Begin RECORDS FOR THIS EXERCISE

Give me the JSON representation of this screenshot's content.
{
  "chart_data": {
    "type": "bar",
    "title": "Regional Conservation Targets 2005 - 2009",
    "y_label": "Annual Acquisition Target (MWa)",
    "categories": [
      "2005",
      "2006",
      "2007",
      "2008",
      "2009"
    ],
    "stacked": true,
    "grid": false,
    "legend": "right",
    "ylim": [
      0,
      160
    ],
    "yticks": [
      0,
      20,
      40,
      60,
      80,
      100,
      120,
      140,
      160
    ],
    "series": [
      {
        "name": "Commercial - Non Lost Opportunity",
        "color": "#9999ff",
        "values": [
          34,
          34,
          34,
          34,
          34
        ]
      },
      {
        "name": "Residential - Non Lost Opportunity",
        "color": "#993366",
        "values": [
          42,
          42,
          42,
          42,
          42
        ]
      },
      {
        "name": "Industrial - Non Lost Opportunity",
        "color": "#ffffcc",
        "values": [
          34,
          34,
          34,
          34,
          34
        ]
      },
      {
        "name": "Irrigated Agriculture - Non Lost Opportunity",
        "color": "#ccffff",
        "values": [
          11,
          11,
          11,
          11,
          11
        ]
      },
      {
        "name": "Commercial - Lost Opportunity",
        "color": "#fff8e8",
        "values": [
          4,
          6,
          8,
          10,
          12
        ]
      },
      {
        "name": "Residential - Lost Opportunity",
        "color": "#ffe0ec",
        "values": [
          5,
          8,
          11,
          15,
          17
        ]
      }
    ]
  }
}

End RECORDS FOR THIS EXERCISE
Begin RECORDS FOR THIS EXERCISE

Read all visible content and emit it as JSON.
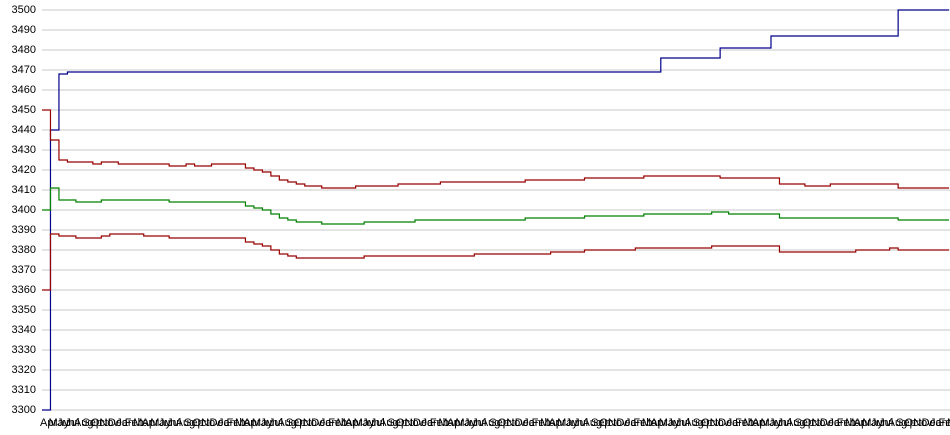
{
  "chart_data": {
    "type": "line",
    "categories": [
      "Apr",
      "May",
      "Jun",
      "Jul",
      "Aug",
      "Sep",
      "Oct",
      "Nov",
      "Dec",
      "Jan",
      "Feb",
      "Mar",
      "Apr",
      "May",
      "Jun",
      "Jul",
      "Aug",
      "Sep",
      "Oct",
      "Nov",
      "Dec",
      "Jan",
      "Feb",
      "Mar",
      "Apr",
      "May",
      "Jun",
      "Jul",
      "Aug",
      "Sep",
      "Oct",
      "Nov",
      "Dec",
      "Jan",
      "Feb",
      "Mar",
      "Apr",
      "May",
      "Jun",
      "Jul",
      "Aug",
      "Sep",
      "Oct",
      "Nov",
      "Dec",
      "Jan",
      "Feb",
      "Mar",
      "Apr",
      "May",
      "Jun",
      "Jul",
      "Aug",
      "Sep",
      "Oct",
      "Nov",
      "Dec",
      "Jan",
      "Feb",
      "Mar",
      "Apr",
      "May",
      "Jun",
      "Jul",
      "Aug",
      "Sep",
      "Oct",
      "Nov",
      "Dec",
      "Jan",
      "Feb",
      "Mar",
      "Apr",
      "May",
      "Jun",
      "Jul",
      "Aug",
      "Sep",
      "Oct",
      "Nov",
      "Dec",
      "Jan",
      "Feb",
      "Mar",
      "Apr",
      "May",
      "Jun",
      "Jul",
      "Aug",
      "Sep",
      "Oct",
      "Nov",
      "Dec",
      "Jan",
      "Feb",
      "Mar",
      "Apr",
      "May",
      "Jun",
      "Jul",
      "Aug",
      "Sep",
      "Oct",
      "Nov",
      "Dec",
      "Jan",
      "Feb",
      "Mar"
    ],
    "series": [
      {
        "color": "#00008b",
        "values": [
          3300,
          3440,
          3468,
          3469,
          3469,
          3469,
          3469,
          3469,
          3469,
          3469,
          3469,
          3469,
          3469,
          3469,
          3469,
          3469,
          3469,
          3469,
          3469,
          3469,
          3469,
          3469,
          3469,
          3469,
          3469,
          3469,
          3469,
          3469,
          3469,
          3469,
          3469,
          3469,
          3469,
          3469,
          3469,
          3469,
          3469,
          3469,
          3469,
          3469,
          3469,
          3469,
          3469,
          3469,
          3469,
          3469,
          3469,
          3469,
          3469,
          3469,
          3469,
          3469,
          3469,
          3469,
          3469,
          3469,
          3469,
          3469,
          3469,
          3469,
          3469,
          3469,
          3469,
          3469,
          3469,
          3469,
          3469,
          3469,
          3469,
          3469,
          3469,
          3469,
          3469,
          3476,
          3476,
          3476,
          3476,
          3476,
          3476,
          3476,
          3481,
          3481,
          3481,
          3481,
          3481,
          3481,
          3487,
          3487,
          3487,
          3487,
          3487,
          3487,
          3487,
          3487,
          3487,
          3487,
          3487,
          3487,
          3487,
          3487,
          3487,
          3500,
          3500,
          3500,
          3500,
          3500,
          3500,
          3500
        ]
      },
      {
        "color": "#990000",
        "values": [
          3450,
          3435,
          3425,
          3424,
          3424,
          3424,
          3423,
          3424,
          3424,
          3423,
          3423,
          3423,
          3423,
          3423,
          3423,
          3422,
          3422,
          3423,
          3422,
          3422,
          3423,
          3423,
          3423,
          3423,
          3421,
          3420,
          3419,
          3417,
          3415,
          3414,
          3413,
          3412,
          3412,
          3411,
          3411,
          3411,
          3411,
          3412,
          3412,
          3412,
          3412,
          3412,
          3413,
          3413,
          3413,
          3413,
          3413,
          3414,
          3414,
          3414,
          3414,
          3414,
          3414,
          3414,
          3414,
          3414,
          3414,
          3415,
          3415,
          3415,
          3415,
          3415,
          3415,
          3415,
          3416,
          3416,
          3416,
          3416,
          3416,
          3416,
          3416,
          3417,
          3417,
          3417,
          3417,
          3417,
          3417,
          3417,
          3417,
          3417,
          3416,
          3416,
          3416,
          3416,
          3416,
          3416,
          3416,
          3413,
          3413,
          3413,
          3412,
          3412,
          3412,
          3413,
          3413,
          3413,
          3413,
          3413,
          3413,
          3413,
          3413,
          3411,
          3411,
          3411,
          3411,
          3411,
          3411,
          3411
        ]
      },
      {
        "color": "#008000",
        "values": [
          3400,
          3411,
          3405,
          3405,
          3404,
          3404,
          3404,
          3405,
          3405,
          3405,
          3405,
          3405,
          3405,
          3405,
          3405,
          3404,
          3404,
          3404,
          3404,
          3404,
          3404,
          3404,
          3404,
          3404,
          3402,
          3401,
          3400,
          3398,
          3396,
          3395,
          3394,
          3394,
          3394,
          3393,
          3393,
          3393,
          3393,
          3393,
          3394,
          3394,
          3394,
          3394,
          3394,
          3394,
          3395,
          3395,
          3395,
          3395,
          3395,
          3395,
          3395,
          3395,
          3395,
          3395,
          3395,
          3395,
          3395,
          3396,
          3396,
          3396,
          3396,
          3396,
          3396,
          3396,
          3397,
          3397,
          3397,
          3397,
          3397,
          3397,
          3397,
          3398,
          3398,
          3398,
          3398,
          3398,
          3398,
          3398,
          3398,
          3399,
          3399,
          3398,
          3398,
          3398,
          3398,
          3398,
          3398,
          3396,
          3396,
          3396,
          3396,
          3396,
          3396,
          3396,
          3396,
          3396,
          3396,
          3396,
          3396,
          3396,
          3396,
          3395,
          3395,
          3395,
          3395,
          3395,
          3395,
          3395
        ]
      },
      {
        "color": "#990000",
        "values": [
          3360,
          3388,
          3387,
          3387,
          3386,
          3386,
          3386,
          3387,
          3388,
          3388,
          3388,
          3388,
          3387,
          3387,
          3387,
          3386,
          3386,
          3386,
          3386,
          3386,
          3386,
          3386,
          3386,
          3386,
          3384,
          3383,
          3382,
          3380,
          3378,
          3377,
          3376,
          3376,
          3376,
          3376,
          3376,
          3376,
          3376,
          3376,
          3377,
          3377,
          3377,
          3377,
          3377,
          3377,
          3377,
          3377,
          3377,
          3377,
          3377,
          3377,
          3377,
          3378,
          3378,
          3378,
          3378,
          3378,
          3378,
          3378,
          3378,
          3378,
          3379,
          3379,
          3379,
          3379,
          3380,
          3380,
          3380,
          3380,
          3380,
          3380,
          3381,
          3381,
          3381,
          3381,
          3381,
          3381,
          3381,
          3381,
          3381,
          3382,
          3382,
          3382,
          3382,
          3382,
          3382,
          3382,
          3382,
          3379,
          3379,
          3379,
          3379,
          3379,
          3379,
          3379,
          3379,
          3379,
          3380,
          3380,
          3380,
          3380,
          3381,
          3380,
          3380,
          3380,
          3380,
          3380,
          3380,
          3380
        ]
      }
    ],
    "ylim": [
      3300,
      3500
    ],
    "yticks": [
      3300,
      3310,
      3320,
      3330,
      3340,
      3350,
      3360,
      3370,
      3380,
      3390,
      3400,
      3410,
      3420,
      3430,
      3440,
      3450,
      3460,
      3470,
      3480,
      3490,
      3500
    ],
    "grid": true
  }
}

End RECORDS FOR THIS EXERCISE

§ WRITTEN INSTRUCTION
Determine how many lines in the records contain "color", and reply with the number only.

§ REPLY
10